Dataset items:
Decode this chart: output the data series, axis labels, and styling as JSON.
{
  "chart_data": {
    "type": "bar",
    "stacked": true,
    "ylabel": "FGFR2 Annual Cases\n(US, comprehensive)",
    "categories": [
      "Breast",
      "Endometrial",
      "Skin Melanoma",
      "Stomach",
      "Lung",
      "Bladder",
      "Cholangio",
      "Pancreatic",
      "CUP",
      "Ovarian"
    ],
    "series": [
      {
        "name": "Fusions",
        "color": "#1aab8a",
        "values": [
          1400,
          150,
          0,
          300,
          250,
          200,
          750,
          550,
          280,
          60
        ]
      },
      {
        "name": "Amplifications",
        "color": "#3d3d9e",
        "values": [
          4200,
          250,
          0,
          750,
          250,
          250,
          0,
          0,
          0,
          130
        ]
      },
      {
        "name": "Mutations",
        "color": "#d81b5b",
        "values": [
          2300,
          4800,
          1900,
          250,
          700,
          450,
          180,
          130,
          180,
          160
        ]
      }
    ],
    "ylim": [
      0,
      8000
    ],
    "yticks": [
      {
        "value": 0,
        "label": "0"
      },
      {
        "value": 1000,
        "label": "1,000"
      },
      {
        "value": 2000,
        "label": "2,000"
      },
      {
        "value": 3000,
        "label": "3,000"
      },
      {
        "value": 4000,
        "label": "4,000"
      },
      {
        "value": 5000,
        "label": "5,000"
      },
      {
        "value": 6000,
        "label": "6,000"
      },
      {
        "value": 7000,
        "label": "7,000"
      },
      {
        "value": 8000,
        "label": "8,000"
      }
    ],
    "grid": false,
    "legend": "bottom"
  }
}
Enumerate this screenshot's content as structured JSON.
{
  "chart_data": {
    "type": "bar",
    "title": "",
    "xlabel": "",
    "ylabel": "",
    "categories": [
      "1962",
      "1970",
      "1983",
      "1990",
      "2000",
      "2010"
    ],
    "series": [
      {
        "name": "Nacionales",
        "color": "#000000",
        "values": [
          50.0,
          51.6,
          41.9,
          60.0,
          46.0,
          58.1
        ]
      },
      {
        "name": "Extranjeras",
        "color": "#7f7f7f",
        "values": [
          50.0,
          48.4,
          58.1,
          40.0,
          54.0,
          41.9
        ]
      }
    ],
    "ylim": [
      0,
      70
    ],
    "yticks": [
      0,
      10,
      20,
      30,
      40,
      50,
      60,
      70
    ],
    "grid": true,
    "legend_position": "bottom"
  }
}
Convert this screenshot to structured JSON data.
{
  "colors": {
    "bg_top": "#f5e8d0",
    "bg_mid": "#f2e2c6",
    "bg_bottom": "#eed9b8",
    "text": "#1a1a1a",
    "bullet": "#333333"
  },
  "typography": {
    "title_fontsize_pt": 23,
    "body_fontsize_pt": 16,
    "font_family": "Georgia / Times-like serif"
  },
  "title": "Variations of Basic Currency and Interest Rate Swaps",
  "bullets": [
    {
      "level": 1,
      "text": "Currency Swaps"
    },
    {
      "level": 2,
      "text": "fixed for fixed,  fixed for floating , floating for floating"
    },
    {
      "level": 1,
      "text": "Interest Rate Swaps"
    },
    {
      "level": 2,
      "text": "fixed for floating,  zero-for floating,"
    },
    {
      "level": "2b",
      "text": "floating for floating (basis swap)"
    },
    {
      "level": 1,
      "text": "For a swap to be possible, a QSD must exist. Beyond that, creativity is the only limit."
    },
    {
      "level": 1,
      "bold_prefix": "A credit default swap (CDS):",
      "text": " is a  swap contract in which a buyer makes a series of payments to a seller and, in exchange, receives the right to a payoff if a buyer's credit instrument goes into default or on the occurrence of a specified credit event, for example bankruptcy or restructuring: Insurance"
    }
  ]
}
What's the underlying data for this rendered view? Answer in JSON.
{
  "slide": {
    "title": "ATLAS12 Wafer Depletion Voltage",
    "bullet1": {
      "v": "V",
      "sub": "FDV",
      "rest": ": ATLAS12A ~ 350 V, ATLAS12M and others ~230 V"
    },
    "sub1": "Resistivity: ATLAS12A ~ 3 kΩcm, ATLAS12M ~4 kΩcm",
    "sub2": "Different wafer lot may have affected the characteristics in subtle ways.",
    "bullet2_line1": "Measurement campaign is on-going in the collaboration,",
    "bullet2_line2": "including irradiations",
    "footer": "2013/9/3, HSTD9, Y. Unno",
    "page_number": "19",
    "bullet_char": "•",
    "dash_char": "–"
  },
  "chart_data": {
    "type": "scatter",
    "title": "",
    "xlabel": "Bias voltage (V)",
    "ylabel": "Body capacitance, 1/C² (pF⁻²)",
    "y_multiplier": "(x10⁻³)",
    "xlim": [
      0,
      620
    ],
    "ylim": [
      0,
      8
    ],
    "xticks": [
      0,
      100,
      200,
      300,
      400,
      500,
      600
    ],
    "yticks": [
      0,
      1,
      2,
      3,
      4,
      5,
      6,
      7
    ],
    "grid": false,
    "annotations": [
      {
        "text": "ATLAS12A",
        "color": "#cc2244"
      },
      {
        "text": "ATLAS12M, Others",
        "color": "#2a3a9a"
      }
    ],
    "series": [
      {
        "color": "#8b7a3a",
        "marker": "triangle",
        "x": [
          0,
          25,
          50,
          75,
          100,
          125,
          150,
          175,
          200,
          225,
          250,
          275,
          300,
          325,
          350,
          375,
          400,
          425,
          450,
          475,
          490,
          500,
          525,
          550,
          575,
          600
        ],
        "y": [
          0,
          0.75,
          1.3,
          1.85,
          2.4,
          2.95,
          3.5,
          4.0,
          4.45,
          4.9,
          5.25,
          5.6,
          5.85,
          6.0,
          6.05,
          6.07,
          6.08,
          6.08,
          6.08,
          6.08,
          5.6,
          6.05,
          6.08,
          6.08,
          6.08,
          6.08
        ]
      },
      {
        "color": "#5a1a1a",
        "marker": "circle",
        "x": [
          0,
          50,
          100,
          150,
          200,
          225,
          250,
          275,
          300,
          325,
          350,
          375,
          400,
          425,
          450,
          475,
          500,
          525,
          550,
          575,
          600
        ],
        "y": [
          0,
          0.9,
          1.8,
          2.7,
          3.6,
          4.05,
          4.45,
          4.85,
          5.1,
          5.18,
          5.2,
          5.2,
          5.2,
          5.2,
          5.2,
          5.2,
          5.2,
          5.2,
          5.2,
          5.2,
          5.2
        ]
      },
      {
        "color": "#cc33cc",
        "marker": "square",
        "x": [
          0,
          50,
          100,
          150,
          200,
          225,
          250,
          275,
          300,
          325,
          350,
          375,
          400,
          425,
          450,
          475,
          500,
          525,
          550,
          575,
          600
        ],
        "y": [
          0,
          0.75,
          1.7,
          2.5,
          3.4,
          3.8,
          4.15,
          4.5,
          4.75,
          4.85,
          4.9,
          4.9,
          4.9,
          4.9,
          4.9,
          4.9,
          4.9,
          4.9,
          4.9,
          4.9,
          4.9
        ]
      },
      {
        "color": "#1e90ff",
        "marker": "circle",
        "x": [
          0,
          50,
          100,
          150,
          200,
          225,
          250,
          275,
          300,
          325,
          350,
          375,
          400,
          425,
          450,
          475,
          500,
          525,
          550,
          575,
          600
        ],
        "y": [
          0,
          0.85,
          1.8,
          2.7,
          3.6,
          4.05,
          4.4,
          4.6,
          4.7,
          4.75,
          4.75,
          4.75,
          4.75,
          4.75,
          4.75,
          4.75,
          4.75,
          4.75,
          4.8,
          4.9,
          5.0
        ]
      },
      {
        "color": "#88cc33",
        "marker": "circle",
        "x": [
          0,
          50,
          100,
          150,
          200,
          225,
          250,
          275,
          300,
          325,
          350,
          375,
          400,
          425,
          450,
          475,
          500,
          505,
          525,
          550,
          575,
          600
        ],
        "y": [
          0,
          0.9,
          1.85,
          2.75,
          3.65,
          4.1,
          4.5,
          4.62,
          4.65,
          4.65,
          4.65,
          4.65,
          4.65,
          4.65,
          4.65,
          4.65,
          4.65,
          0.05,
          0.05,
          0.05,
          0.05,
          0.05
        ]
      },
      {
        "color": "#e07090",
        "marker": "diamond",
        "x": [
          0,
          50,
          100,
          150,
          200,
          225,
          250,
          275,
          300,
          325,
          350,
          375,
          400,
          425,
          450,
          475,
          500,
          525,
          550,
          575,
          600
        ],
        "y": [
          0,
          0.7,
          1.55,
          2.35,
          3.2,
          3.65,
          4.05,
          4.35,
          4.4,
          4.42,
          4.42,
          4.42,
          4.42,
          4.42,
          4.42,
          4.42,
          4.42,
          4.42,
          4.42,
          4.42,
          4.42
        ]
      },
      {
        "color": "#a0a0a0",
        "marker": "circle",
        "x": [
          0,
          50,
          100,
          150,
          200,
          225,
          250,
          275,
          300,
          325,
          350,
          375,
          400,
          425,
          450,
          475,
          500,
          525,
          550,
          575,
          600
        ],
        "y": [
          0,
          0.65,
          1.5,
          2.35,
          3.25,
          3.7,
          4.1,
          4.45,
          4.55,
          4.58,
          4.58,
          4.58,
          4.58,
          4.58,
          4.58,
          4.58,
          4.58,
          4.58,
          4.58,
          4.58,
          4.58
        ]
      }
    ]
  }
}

Request:
Determine how many lines in the records contain "floating", and reply with the number only.

Correct response:
3